* What is expected
Show each line from the listing that includes the word "name".

* Data for processing
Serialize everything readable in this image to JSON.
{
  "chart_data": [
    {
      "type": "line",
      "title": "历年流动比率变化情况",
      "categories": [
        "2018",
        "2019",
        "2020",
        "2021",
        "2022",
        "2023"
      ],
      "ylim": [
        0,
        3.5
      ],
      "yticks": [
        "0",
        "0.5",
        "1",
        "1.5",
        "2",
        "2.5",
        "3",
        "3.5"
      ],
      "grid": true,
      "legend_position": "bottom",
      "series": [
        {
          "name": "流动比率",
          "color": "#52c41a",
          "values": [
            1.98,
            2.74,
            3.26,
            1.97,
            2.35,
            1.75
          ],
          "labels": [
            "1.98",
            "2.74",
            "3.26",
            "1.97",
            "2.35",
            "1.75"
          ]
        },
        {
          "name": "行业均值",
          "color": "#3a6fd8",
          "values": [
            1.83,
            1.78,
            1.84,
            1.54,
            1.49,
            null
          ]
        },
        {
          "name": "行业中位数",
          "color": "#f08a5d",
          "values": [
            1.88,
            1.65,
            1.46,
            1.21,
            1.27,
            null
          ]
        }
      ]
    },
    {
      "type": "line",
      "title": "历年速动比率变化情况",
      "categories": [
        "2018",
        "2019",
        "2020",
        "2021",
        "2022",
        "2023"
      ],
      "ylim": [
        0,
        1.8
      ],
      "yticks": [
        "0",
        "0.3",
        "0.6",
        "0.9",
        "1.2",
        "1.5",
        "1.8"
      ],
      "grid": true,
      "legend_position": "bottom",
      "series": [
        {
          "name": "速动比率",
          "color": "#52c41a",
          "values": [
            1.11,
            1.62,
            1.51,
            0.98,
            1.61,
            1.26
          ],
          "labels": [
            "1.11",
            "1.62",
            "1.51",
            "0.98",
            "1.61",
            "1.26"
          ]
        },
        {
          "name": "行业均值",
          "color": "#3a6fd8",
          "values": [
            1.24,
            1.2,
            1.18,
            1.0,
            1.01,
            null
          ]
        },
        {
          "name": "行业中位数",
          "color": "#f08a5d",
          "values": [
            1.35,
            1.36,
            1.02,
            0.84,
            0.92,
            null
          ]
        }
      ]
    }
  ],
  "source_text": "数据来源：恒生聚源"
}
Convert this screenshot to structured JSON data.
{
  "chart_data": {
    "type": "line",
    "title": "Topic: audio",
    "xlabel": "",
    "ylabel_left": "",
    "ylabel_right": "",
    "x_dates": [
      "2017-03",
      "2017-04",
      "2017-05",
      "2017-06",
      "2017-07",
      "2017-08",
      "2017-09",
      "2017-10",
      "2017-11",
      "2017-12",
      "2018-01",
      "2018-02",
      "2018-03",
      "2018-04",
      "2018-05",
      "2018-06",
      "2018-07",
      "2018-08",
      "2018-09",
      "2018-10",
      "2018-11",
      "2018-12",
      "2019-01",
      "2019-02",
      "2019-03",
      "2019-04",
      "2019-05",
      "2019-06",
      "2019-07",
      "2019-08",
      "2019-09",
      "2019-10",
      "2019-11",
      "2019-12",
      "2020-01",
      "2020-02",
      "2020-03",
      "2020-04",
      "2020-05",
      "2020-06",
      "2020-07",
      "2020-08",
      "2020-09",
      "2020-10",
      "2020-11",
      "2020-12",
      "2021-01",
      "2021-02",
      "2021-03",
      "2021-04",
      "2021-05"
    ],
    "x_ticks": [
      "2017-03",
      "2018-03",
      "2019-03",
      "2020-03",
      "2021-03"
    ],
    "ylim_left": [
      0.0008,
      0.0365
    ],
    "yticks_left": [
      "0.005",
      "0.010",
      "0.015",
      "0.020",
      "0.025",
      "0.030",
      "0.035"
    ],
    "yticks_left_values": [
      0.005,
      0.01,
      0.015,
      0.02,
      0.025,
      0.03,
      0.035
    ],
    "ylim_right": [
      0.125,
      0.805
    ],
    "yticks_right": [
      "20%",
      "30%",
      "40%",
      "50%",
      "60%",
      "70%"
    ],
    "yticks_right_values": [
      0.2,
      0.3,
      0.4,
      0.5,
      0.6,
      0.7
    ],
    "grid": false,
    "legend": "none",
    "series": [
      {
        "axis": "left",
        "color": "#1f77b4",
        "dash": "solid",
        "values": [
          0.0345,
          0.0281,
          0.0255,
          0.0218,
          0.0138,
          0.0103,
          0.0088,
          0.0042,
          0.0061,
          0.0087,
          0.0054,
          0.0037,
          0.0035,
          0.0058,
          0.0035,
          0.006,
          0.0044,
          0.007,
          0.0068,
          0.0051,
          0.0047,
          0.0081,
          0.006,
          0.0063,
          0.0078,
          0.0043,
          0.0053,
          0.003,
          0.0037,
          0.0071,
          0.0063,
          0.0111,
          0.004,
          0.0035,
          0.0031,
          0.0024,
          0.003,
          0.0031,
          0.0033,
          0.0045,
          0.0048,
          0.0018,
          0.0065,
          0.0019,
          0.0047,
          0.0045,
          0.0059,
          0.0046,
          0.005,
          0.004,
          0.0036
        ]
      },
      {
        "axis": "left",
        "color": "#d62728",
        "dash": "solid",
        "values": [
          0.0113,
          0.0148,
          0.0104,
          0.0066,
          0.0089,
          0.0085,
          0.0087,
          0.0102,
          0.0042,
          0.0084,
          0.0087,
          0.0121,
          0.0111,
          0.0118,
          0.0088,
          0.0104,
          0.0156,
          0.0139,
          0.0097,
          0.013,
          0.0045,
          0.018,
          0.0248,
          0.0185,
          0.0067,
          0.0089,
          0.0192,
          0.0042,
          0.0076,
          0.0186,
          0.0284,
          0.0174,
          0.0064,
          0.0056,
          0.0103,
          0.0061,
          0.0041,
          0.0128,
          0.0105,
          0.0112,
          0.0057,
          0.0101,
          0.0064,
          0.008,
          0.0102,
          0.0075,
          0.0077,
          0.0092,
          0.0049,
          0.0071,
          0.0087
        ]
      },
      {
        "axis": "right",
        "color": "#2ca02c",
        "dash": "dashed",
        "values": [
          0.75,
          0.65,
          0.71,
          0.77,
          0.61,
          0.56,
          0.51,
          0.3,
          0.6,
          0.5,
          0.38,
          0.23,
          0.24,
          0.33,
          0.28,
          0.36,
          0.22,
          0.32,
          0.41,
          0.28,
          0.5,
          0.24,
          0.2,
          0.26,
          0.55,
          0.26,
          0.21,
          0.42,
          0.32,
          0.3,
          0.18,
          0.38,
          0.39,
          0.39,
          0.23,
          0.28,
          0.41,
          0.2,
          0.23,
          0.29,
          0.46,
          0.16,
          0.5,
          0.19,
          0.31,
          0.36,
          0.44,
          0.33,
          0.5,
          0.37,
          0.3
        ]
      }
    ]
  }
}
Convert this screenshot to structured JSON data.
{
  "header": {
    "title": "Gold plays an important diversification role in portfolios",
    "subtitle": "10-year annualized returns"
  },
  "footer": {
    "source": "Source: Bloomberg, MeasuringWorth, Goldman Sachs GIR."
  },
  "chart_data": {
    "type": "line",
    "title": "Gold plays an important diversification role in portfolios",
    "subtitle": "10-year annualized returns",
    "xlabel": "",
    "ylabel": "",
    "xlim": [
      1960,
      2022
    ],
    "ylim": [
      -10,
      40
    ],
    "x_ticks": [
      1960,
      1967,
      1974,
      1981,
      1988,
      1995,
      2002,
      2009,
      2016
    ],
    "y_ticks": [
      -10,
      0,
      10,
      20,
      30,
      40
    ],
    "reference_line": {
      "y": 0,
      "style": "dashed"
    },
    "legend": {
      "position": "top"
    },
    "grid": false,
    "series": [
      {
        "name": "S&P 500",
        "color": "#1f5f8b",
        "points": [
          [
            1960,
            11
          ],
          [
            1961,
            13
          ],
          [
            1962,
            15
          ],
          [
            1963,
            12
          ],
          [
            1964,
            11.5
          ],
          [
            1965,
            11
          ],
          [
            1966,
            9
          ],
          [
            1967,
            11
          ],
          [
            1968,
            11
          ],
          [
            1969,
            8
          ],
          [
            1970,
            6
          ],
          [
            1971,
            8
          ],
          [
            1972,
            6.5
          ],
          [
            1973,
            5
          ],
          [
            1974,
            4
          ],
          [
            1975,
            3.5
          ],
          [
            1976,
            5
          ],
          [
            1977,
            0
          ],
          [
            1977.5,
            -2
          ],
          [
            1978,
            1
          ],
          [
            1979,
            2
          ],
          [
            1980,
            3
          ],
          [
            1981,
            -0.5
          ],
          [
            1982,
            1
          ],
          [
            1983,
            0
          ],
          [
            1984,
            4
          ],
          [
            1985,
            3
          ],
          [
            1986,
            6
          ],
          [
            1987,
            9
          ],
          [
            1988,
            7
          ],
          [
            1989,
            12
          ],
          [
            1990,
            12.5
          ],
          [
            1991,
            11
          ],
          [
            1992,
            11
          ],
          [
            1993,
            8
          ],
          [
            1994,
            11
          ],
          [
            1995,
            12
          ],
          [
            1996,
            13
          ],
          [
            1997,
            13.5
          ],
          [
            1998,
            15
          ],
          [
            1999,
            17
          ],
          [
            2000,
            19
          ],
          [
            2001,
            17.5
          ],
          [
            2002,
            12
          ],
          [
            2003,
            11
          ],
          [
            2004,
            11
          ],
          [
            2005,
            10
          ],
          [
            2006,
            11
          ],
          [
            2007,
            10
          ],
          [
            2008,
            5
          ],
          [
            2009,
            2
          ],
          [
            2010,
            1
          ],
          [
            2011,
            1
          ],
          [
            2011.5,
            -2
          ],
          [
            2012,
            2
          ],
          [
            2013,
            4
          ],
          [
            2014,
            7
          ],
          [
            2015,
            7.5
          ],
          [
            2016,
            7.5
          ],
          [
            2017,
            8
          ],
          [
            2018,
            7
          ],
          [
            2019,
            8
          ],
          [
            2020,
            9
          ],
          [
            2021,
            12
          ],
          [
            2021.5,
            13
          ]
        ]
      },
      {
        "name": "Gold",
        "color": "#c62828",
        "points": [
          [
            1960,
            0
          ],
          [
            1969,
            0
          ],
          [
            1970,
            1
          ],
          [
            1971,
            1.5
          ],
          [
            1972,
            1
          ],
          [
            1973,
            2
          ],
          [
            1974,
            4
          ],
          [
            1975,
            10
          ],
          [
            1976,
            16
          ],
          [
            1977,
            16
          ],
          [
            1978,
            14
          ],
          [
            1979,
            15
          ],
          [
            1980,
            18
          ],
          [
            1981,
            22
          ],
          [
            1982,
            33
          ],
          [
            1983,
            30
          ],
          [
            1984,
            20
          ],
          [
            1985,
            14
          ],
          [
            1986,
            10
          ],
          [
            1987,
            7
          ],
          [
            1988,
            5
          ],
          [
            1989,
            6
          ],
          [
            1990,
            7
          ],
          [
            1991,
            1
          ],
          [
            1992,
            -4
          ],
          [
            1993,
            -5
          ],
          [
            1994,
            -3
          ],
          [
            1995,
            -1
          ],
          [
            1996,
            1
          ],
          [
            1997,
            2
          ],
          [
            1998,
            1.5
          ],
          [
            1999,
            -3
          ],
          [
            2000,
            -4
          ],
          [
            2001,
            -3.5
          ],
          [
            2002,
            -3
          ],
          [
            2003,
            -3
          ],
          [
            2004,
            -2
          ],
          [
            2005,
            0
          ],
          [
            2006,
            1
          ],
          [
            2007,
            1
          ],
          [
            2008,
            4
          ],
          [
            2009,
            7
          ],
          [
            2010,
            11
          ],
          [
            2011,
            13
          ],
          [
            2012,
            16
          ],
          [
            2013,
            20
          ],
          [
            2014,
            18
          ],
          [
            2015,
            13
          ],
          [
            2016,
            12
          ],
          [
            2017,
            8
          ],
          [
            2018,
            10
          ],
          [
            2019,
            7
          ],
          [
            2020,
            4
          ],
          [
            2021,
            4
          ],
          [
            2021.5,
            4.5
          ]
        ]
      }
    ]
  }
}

* Solved problem
          "name": "流动比率",
          "name": "行业均值",
          "name": "行业中位数",
          "name": "速动比率",
          "name": "行业均值",
          "name": "行业中位数",
        "name": "S&P 500",
        "name": "Gold",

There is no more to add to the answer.